--- Begin MATERIAL PROVIDED ---
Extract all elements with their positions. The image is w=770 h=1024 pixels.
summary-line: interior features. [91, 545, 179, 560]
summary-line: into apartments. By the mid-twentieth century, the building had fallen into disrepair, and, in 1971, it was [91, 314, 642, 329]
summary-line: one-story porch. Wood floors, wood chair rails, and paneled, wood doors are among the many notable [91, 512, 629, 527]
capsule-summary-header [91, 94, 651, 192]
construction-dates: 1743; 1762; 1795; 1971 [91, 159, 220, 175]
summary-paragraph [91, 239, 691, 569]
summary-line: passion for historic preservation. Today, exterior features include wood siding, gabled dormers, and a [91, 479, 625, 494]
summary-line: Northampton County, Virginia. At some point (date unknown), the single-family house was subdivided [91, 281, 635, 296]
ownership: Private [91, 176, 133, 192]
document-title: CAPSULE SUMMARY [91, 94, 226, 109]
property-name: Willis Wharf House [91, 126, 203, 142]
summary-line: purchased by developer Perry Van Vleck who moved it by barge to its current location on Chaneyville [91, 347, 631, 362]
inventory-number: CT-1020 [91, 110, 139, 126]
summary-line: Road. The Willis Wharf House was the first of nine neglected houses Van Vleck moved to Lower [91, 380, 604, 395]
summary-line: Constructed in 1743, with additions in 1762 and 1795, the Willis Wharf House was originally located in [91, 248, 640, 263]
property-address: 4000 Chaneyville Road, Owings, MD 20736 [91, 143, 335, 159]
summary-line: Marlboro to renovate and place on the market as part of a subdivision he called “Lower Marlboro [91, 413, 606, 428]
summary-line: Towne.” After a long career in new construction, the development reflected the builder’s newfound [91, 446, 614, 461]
--- End MATERIAL PROVIDED ---
◆ TASK REQUIREMENTS ◆
Which rows contain the string "features"? Pull out each of them in full.

◆ RESULT ◆
summary-line: interior features. [91, 545, 179, 560]
summary-line: passion for historic preservation. Today, exterior features include wood siding, gabled dormers, and a [91, 479, 625, 494]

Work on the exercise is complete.